▶
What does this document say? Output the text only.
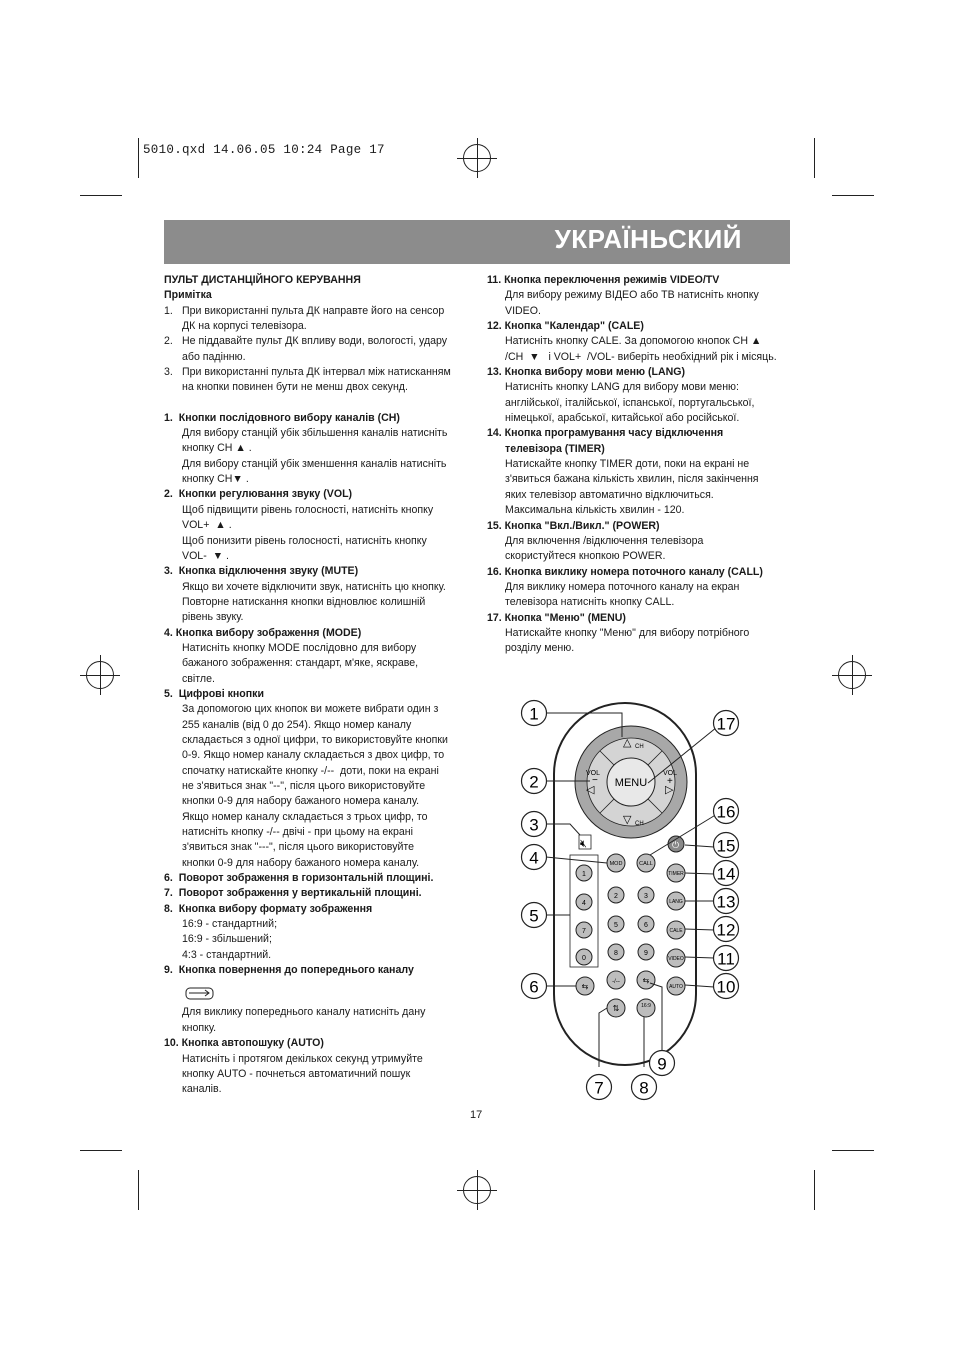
5010.qxd 14.06.05 10:24 Page 17
УКРАЇНЬСКИЙ

ПУЛЬТ ДИСТАНЦІЙНОГО КЕРУВАННЯ

Примітка

1. При використанні пульта ДК направте його на сенсор

ДК на корпусі телевізора.

2. Не піддавайте пульт ДК впливу води, вологості, удару

або падінню.

3. При використанні пульта ДК інтервал між натисканням

на кнопки повинен бути не менш двох секунд.

1.  Кнопки послідовного вибору каналів (CH)

Для вибору станцій убік збільшення каналів натисніть

кнопку CH ▲ .

Для вибору станцій убік зменшення каналів натисніть

кнопку CH▼ .

2.  Кнопки регулювання звуку (VOL)

Щоб підвищити рівень голосності, натисніть кнопку

VOL+  ▲ .

Щоб понизити рівень голосності, натисніть кнопку

VOL-  ▼ .

3.  Кнопка відключення звуку (MUTE)

Якщо ви хочете відключити звук, натисніть цю кнопку.

Повторне натискання кнопки відновлює колишній

рівень звуку.

4. Кнопка вибору зображення (MODE)

Натисніть кнопку MODE послідовно для вибору

бажаного зображення: стандарт, м'яке, яскраве,

світле.

5.  Цифрові кнопки

За допомогою цих кнопок ви можете вибрати один з

255 каналів (від 0 до 254). Якщо номер каналу

складається з одної цифри, то використовуйте кнопки

0-9. Якщо номер каналу складається з двох цифр, то

спочатку натискайте кнопку -/--  доти, поки на екрані

не з'явиться знак "--", після цього використовуйте

кнопки 0-9 для набору бажаного номера каналу.

Якщо номер каналу складається з трьох цифр, то

натисніть кнопку -/-- двічі - при цьому на екрані

з'явиться знак "---", після цього використовуйте

кнопки 0-9 для набору бажаного номера каналу.

6.  Поворот зображення в горизонтальній площині.

7.  Поворот зображення у вертикальній площині.

8.  Кнопка вибору формату зображення

16:9 - стандартний;

16:9 - збільшений;

4:3 - стандартний.

9.  Кнопка повернення до попереднього каналу

Для виклику попереднього каналу натисніть дану

кнопку.

10. Кнопка автопошуку (AUTO)

Натисніть і протягом декількох секунд утримуйте

кнопку AUTO - почнеться автоматичний пошук

каналів.

11. Кнопка переключення режимів VIDEO/TV

Для вибору режиму ВІДЕО або ТВ натисніть кнопку

VIDEO.

12. Кнопка "Календар" (CALE)

Натисніть кнопку CALE. За допомогою кнопок CH ▲

/CH  ▼   і VOL+  /VOL- виберіть необхідний рік і місяць.

13. Кнопка вибору мови меню (LANG)

Натисніть кнопку LANG для вибору мови меню:

англійської, італійської, іспанської, португальської,

німецької, арабської, китайської або російської.

14. Кнопка програмування часу відключення

телевізора (TIMER)

Натискайте кнопку TIMER доти, поки на екрані не

з'явиться бажана кількість хвилин, після закінчення

яких телевізор автоматично відключиться.

Максимальна кількість хвилин - 120.

15. Кнопка "Вкл./Викл." (POWER)

Для включення /відключення телевізора

скористуйтеся кнопкою POWER.

16. Кнопка виклику номера поточного каналу (CALL)

Для виклику номера поточного каналу на екран

телевізора натисніть кнопку CALL.

17. Кнопка "Меню" (MENU)

Натискайте кнопку "Меню" для вибору потрібного

розділу меню.

MENU
△ CH
▽ CH
VOL
◁
−
VOL
▷
+
🔇︎	⏻
MOD	CALL
1
2	3
4
5	6
7
8	9
0
TIMER
LANG
CALE
VIDEO
AUTO
-/--	⇆
⇆
⇅	16:9
1
2
3
4
5
6
7 8
9
10
11
12
13
14
15
16
17
17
◀
● WORK REQUIRED
Transcribe each entry above exactly, apart from the pictures.

● TASK ANSWER
What does this document say? Output the text only.
5010.qxd 14.06.05 10:24 Page 17
УКРАЇНЬСКИЙ

ПУЛЬТ ДИСТАНЦІЙНОГО КЕРУВАННЯ

Примітка

1. При використанні пульта ДК направте його на сенсор

ДК на корпусі телевізора.

2. Не піддавайте пульт ДК впливу води, вологості, удару

або падінню.

3. При використанні пульта ДК інтервал між натисканням

на кнопки повинен бути не менш двох секунд.

1.  Кнопки послідовного вибору каналів (CH)

Для вибору станцій убік збільшення каналів натисніть

кнопку CH ▲ .

Для вибору станцій убік зменшення каналів натисніть

кнопку CH▼ .

2.  Кнопки регулювання звуку (VOL)

Щоб підвищити рівень голосності, натисніть кнопку

VOL+  ▲ .

Щоб понизити рівень голосності, натисніть кнопку

VOL-  ▼ .

3.  Кнопка відключення звуку (MUTE)

Якщо ви хочете відключити звук, натисніть цю кнопку.

Повторне натискання кнопки відновлює колишній

рівень звуку.

4. Кнопка вибору зображення (MODE)

Натисніть кнопку MODE послідовно для вибору

бажаного зображення: стандарт, м'яке, яскраве,

світле.

5.  Цифрові кнопки

За допомогою цих кнопок ви можете вибрати один з

255 каналів (від 0 до 254). Якщо номер каналу

складається з одної цифри, то використовуйте кнопки

0-9. Якщо номер каналу складається з двох цифр, то

спочатку натискайте кнопку -/--  доти, поки на екрані

не з'явиться знак "--", після цього використовуйте

кнопки 0-9 для набору бажаного номера каналу.

Якщо номер каналу складається з трьох цифр, то

натисніть кнопку -/-- двічі - при цьому на екрані

з'явиться знак "---", після цього використовуйте

кнопки 0-9 для набору бажаного номера каналу.

6.  Поворот зображення в горизонтальній площині.

7.  Поворот зображення у вертикальній площині.

8.  Кнопка вибору формату зображення

16:9 - стандартний;

16:9 - збільшений;

4:3 - стандартний.

9.  Кнопка повернення до попереднього каналу

Для виклику попереднього каналу натисніть дану

кнопку.

10. Кнопка автопошуку (AUTO)

Натисніть і протягом декількох секунд утримуйте

кнопку AUTO - почнеться автоматичний пошук

каналів.

11. Кнопка переключення режимів VIDEO/TV

Для вибору режиму ВІДЕО або ТВ натисніть кнопку

VIDEO.

12. Кнопка "Календар" (CALE)

Натисніть кнопку CALE. За допомогою кнопок CH ▲

/CH  ▼   і VOL+  /VOL- виберіть необхідний рік і місяць.

13. Кнопка вибору мови меню (LANG)

Натисніть кнопку LANG для вибору мови меню:

англійської, італійської, іспанської, португальської,

німецької, арабської, китайської або російської.

14. Кнопка програмування часу відключення

телевізора (TIMER)

Натискайте кнопку TIMER доти, поки на екрані не

з'явиться бажана кількість хвилин, після закінчення

яких телевізор автоматично відключиться.

Максимальна кількість хвилин - 120.

15. Кнопка "Вкл./Викл." (POWER)

Для включення /відключення телевізора

скористуйтеся кнопкою POWER.

16. Кнопка виклику номера поточного каналу (CALL)

Для виклику номера поточного каналу на екран

телевізора натисніть кнопку CALL.

17. Кнопка "Меню" (MENU)

Натискайте кнопку "Меню" для вибору потрібного

розділу меню.

MENU
△ CH
▽ CH
VOL
◁
−
VOL
▷
+
🔇︎	⏻
MOD	CALL
1
2	3
4
5	6
7
8	9
0
TIMER
LANG
CALE
VIDEO
AUTO
-/--	⇆
⇆
⇅	16:9
1
2
3
4
5
6
7 8
9
10
11
12
13
14
15
16
17
17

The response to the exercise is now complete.